(Part of a data file)
⟨

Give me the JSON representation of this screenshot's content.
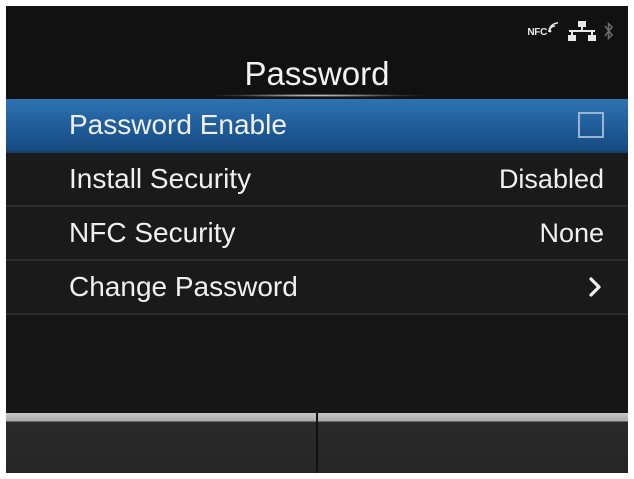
{
  "status_icons": {
    "nfc_label": "NFC",
    "nfc_icon": "nfc-icon",
    "network_icon": "network-icon",
    "bluetooth_icon": "bluetooth-icon"
  },
  "header": {
    "title": "Password"
  },
  "menu": {
    "items": [
      {
        "label": "Password Enable",
        "control": "checkbox",
        "checked": false,
        "selected": true
      },
      {
        "label": "Install Security",
        "value": "Disabled"
      },
      {
        "label": "NFC Security",
        "value": "None"
      },
      {
        "label": "Change Password",
        "control": "chevron-right-icon"
      }
    ]
  },
  "softkeys": {
    "left_label": "",
    "right_label": ""
  },
  "colors": {
    "screen_background": "#111111",
    "selection_accent": "#2269a8",
    "text": "#f0f0f0"
  }
}
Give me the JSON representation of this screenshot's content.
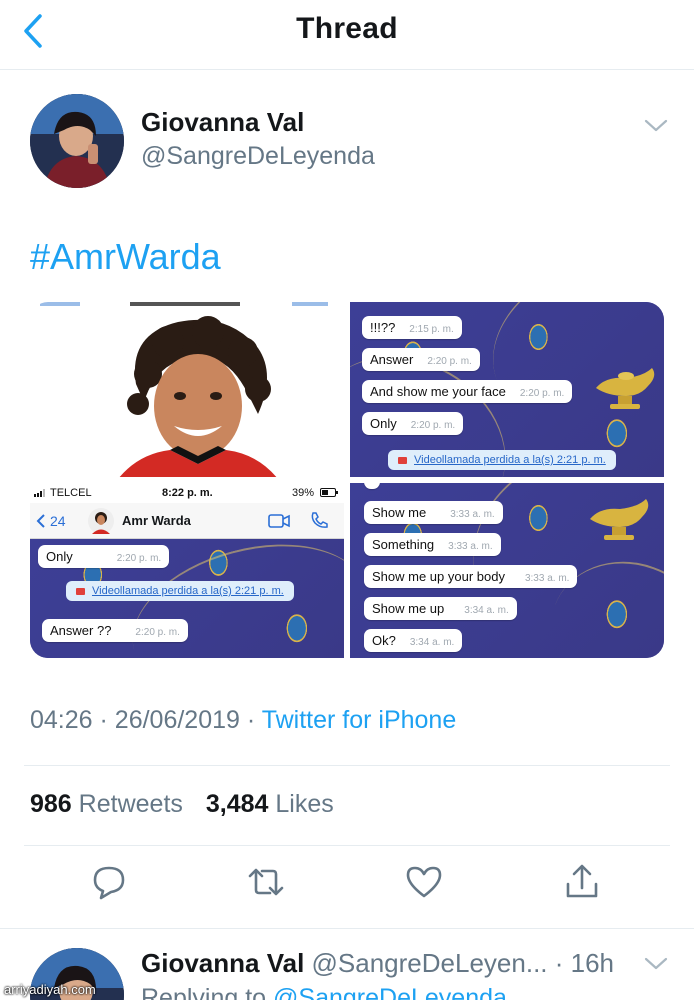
{
  "header": {
    "title": "Thread"
  },
  "tweet": {
    "author_name": "Giovanna Val",
    "author_handle": "@SangreDeLeyenda",
    "hashtag": "#AmrWarda",
    "time": "04:26",
    "date": "26/06/2019",
    "source": "Twitter for iPhone",
    "retweets_count": "986",
    "retweets_label": "Retweets",
    "likes_count": "3,484",
    "likes_label": "Likes"
  },
  "media": {
    "panel2_messages": [
      {
        "text": "!!!??",
        "time": "2:15 p. m."
      },
      {
        "text": "Answer",
        "time": "2:20 p. m."
      },
      {
        "text": "And show me your face",
        "time": "2:20 p. m."
      },
      {
        "text": "Only",
        "time": "2:20 p. m."
      }
    ],
    "panel2_missed_call": "Videollamada perdida a la(s) 2:21 p. m.",
    "panel3_status": {
      "carrier": "TELCEL",
      "time": "8:22 p. m.",
      "battery": "39%"
    },
    "panel3_nav": {
      "back_count": "24",
      "contact_name": "Amr Warda"
    },
    "panel3_messages": [
      {
        "text": "Only",
        "time": "2:20 p. m."
      },
      {
        "text": "Answer ??",
        "time": "2:20 p. m."
      }
    ],
    "panel3_missed_call": "Videollamada perdida a la(s) 2:21 p. m.",
    "panel4_messages": [
      {
        "text": "Show me",
        "time": "3:33 a. m."
      },
      {
        "text": "Something",
        "time": "3:33 a. m."
      },
      {
        "text": "Show me up your body",
        "time": "3:33 a. m."
      },
      {
        "text": "Show me up",
        "time": "3:34 a. m."
      },
      {
        "text": "Ok?",
        "time": "3:34 a. m."
      }
    ]
  },
  "reply": {
    "author_name": "Giovanna Val",
    "author_handle": "@SangreDeLeyen...",
    "age": "· 16h",
    "replying_prefix": "Replying to",
    "replying_to": "@SangreDeLeyenda"
  },
  "watermark": "arriyadiyah.com",
  "colors": {
    "accent": "#1da1f2",
    "muted": "#657786",
    "text": "#14171a",
    "divider": "#e6ecf0"
  },
  "icons": [
    "back-chevron-icon",
    "caret-down-icon",
    "reply-icon",
    "retweet-icon",
    "like-icon",
    "share-icon",
    "video-call-icon",
    "phone-icon"
  ]
}
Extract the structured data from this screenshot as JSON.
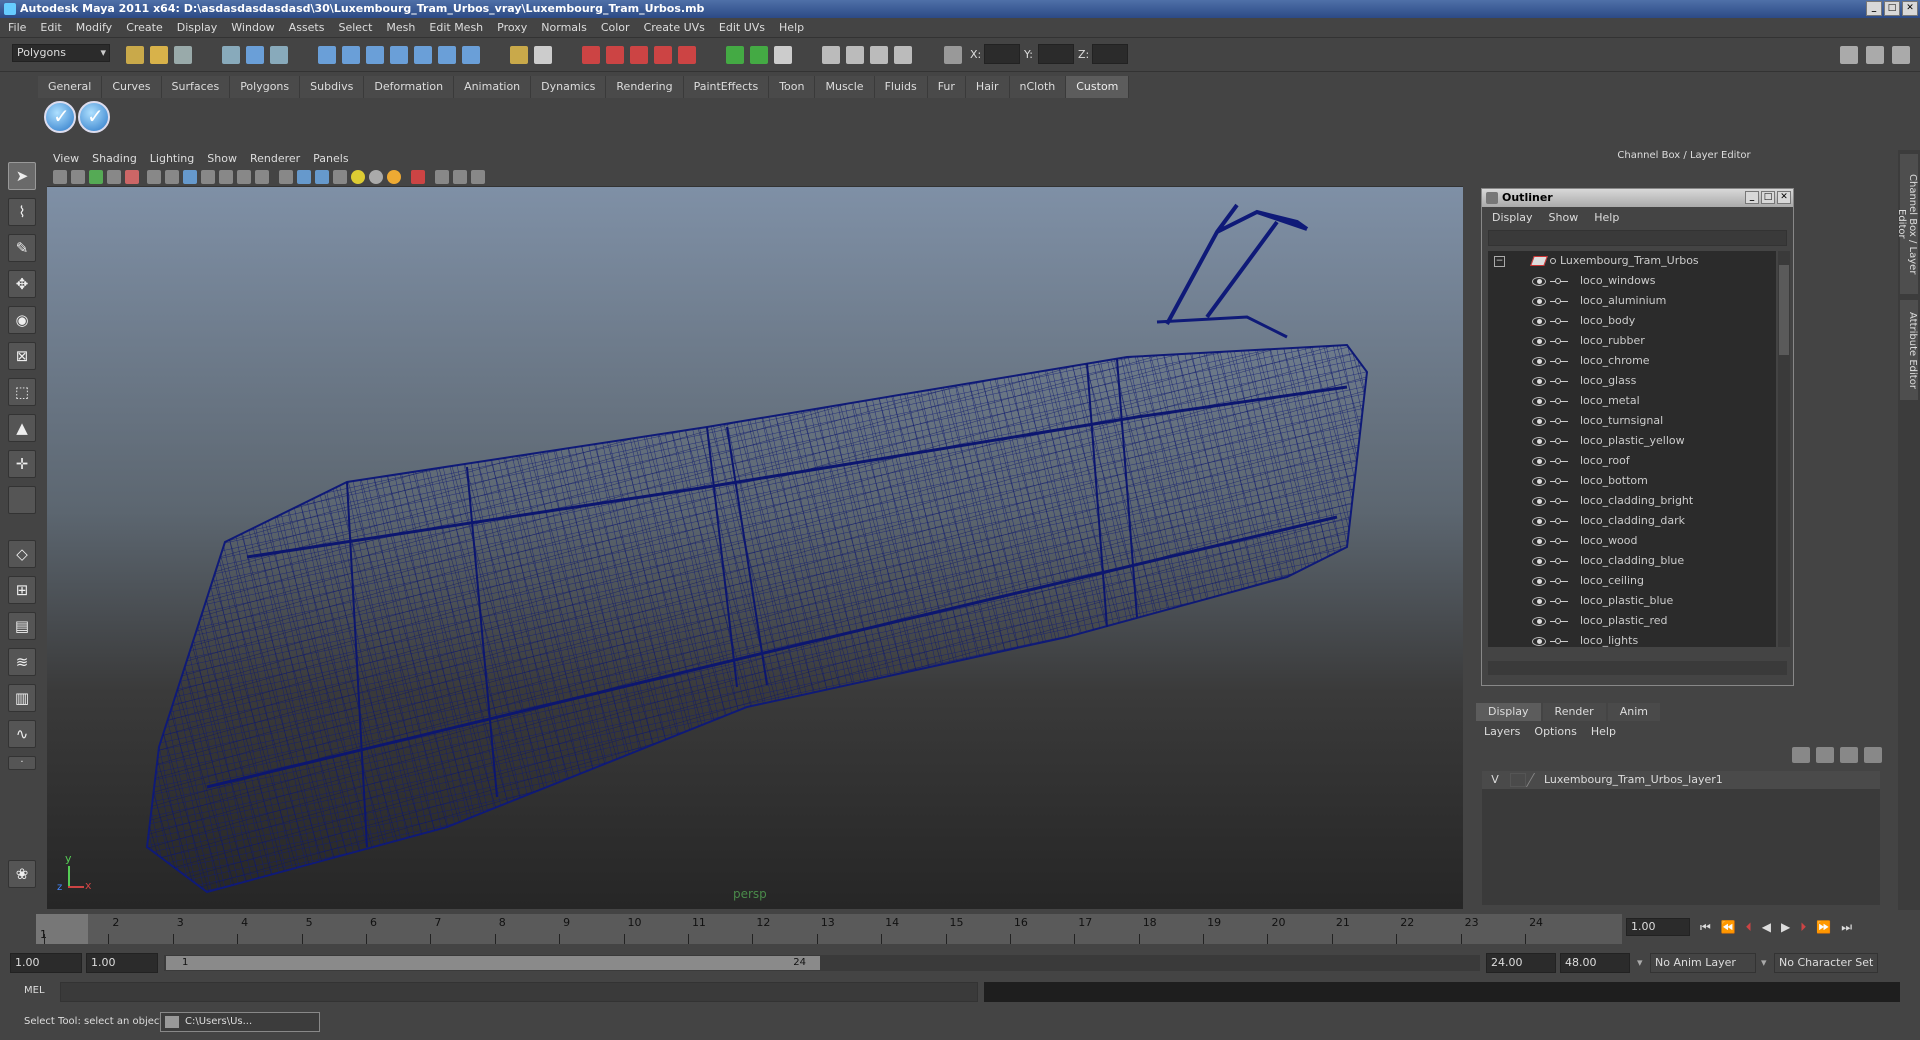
{
  "window": {
    "title": "Autodesk Maya 2011 x64: D:\\asdasdasdasdasd\\30\\Luxembourg_Tram_Urbos_vray\\Luxembourg_Tram_Urbos.mb"
  },
  "menubar": [
    "File",
    "Edit",
    "Modify",
    "Create",
    "Display",
    "Window",
    "Assets",
    "Select",
    "Mesh",
    "Edit Mesh",
    "Proxy",
    "Normals",
    "Color",
    "Create UVs",
    "Edit UVs",
    "Help"
  ],
  "status": {
    "mode": "Polygons",
    "x_label": "X:",
    "y_label": "Y:",
    "z_label": "Z:"
  },
  "shelf_tabs": [
    "General",
    "Curves",
    "Surfaces",
    "Polygons",
    "Subdivs",
    "Deformation",
    "Animation",
    "Dynamics",
    "Rendering",
    "PaintEffects",
    "Toon",
    "Muscle",
    "Fluids",
    "Fur",
    "Hair",
    "nCloth",
    "Custom"
  ],
  "active_shelf_tab": "Custom",
  "viewport": {
    "menu": [
      "View",
      "Shading",
      "Lighting",
      "Show",
      "Renderer",
      "Panels"
    ],
    "camera_label": "persp",
    "axis_y": "y",
    "axis_x": "x",
    "axis_z": "z",
    "wire_color": "#101a6e"
  },
  "channel_box": {
    "header": "Channel Box / Layer Editor"
  },
  "side_tabs": [
    "Channel Box / Layer Editor",
    "Attribute Editor"
  ],
  "outliner": {
    "title": "Outliner",
    "menu": [
      "Display",
      "Show",
      "Help"
    ],
    "root": "Luxembourg_Tram_Urbos",
    "items": [
      "loco_windows",
      "loco_aluminium",
      "loco_body",
      "loco_rubber",
      "loco_chrome",
      "loco_glass",
      "loco_metal",
      "loco_turnsignal",
      "loco_plastic_yellow",
      "loco_roof",
      "loco_bottom",
      "loco_cladding_bright",
      "loco_cladding_dark",
      "loco_wood",
      "loco_cladding_blue",
      "loco_ceiling",
      "loco_plastic_blue",
      "loco_plastic_red",
      "loco_lights"
    ]
  },
  "layer_editor": {
    "tabs": [
      "Display",
      "Render",
      "Anim"
    ],
    "menu": [
      "Layers",
      "Options",
      "Help"
    ],
    "layers": [
      {
        "visible": "V",
        "name": "Luxembourg_Tram_Urbos_layer1"
      }
    ]
  },
  "time_slider": {
    "ticks": [
      "1",
      "2",
      "3",
      "4",
      "5",
      "6",
      "7",
      "8",
      "9",
      "10",
      "11",
      "12",
      "13",
      "14",
      "15",
      "16",
      "17",
      "18",
      "19",
      "20",
      "21",
      "22",
      "23",
      "24"
    ],
    "current_frame_label": "1",
    "current_time": "1.00"
  },
  "range_slider": {
    "start": "1.00",
    "anim_start": "1.00",
    "range_start_label": "1",
    "range_end_label": "24",
    "anim_end": "24.00",
    "end": "48.00",
    "anim_layer": "No Anim Layer",
    "character_set": "No Character Set"
  },
  "command_line": {
    "label": "MEL"
  },
  "help_line": {
    "text": "Select Tool: select an object",
    "task_button": "C:\\Users\\Us..."
  }
}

⟩

● **AIM**
All of the material above should be reproduced exactly, except the pictures.

● **THE COMPLETED TASK**
Give me the JSON representation of this screenshot's content.
{
  "status_icons": {
    "nfc_label": "NFC",
    "nfc_icon": "nfc-icon",
    "network_icon": "network-icon",
    "bluetooth_icon": "bluetooth-icon"
  },
  "header": {
    "title": "Password"
  },
  "menu": {
    "items": [
      {
        "label": "Password Enable",
        "control": "checkbox",
        "checked": false,
        "selected": true
      },
      {
        "label": "Install Security",
        "value": "Disabled"
      },
      {
        "label": "NFC Security",
        "value": "None"
      },
      {
        "label": "Change Password",
        "control": "chevron-right-icon"
      }
    ]
  },
  "softkeys": {
    "left_label": "",
    "right_label": ""
  },
  "colors": {
    "screen_background": "#111111",
    "selection_accent": "#2269a8",
    "text": "#f0f0f0"
  }
}
Give me the JSON representation of this screenshot's content.
{
  "header": {
    "title": "Thread"
  },
  "tweet": {
    "author_name": "Giovanna Val",
    "author_handle": "@SangreDeLeyenda",
    "hashtag": "#AmrWarda",
    "time": "04:26",
    "date": "26/06/2019",
    "source": "Twitter for iPhone",
    "retweets_count": "986",
    "retweets_label": "Retweets",
    "likes_count": "3,484",
    "likes_label": "Likes"
  },
  "media": {
    "panel2_messages": [
      {
        "text": "!!!??",
        "time": "2:15 p. m."
      },
      {
        "text": "Answer",
        "time": "2:20 p. m."
      },
      {
        "text": "And show me your face",
        "time": "2:20 p. m."
      },
      {
        "text": "Only",
        "time": "2:20 p. m."
      }
    ],
    "panel2_missed_call": "Videollamada perdida a la(s) 2:21 p. m.",
    "panel3_status": {
      "carrier": "TELCEL",
      "time": "8:22 p. m.",
      "battery": "39%"
    },
    "panel3_nav": {
      "back_count": "24",
      "contact_name": "Amr Warda"
    },
    "panel3_messages": [
      {
        "text": "Only",
        "time": "2:20 p. m."
      },
      {
        "text": "Answer ??",
        "time": "2:20 p. m."
      }
    ],
    "panel3_missed_call": "Videollamada perdida a la(s) 2:21 p. m.",
    "panel4_messages": [
      {
        "text": "Show me",
        "time": "3:33 a. m."
      },
      {
        "text": "Something",
        "time": "3:33 a. m."
      },
      {
        "text": "Show me up your body",
        "time": "3:33 a. m."
      },
      {
        "text": "Show me up",
        "time": "3:34 a. m."
      },
      {
        "text": "Ok?",
        "time": "3:34 a. m."
      }
    ]
  },
  "reply": {
    "author_name": "Giovanna Val",
    "author_handle": "@SangreDeLeyen...",
    "age": "· 16h",
    "replying_prefix": "Replying to",
    "replying_to": "@SangreDeLeyenda"
  },
  "watermark": "arriyadiyah.com",
  "colors": {
    "accent": "#1da1f2",
    "muted": "#657786",
    "text": "#14171a",
    "divider": "#e6ecf0"
  },
  "icons": [
    "back-chevron-icon",
    "caret-down-icon",
    "reply-icon",
    "retweet-icon",
    "like-icon",
    "share-icon",
    "video-call-icon",
    "phone-icon"
  ]
}
Extract the structured data from this screenshot as JSON.
{
  "window": {
    "title": "Autodesk Maya 2011 x64: D:\\asdasdasdasdasd\\30\\Luxembourg_Tram_Urbos_vray\\Luxembourg_Tram_Urbos.mb"
  },
  "menubar": [
    "File",
    "Edit",
    "Modify",
    "Create",
    "Display",
    "Window",
    "Assets",
    "Select",
    "Mesh",
    "Edit Mesh",
    "Proxy",
    "Normals",
    "Color",
    "Create UVs",
    "Edit UVs",
    "Help"
  ],
  "status": {
    "mode": "Polygons",
    "x_label": "X:",
    "y_label": "Y:",
    "z_label": "Z:"
  },
  "shelf_tabs": [
    "General",
    "Curves",
    "Surfaces",
    "Polygons",
    "Subdivs",
    "Deformation",
    "Animation",
    "Dynamics",
    "Rendering",
    "PaintEffects",
    "Toon",
    "Muscle",
    "Fluids",
    "Fur",
    "Hair",
    "nCloth",
    "Custom"
  ],
  "active_shelf_tab": "Custom",
  "viewport": {
    "menu": [
      "View",
      "Shading",
      "Lighting",
      "Show",
      "Renderer",
      "Panels"
    ],
    "camera_label": "persp",
    "axis_y": "y",
    "axis_x": "x",
    "axis_z": "z",
    "wire_color": "#101a6e"
  },
  "channel_box": {
    "header": "Channel Box / Layer Editor"
  },
  "side_tabs": [
    "Channel Box / Layer Editor",
    "Attribute Editor"
  ],
  "outliner": {
    "title": "Outliner",
    "menu": [
      "Display",
      "Show",
      "Help"
    ],
    "root": "Luxembourg_Tram_Urbos",
    "items": [
      "loco_windows",
      "loco_aluminium",
      "loco_body",
      "loco_rubber",
      "loco_chrome",
      "loco_glass",
      "loco_metal",
      "loco_turnsignal",
      "loco_plastic_yellow",
      "loco_roof",
      "loco_bottom",
      "loco_cladding_bright",
      "loco_cladding_dark",
      "loco_wood",
      "loco_cladding_blue",
      "loco_ceiling",
      "loco_plastic_blue",
      "loco_plastic_red",
      "loco_lights"
    ]
  },
  "layer_editor": {
    "tabs": [
      "Display",
      "Render",
      "Anim"
    ],
    "menu": [
      "Layers",
      "Options",
      "Help"
    ],
    "layers": [
      {
        "visible": "V",
        "name": "Luxembourg_Tram_Urbos_layer1"
      }
    ]
  },
  "time_slider": {
    "ticks": [
      "1",
      "2",
      "3",
      "4",
      "5",
      "6",
      "7",
      "8",
      "9",
      "10",
      "11",
      "12",
      "13",
      "14",
      "15",
      "16",
      "17",
      "18",
      "19",
      "20",
      "21",
      "22",
      "23",
      "24"
    ],
    "current_frame_label": "1",
    "current_time": "1.00"
  },
  "range_slider": {
    "start": "1.00",
    "anim_start": "1.00",
    "range_start_label": "1",
    "range_end_label": "24",
    "anim_end": "24.00",
    "end": "48.00",
    "anim_layer": "No Anim Layer",
    "character_set": "No Character Set"
  },
  "command_line": {
    "label": "MEL"
  },
  "help_line": {
    "text": "Select Tool: select an object",
    "task_button": "C:\\Users\\Us..."
  }
}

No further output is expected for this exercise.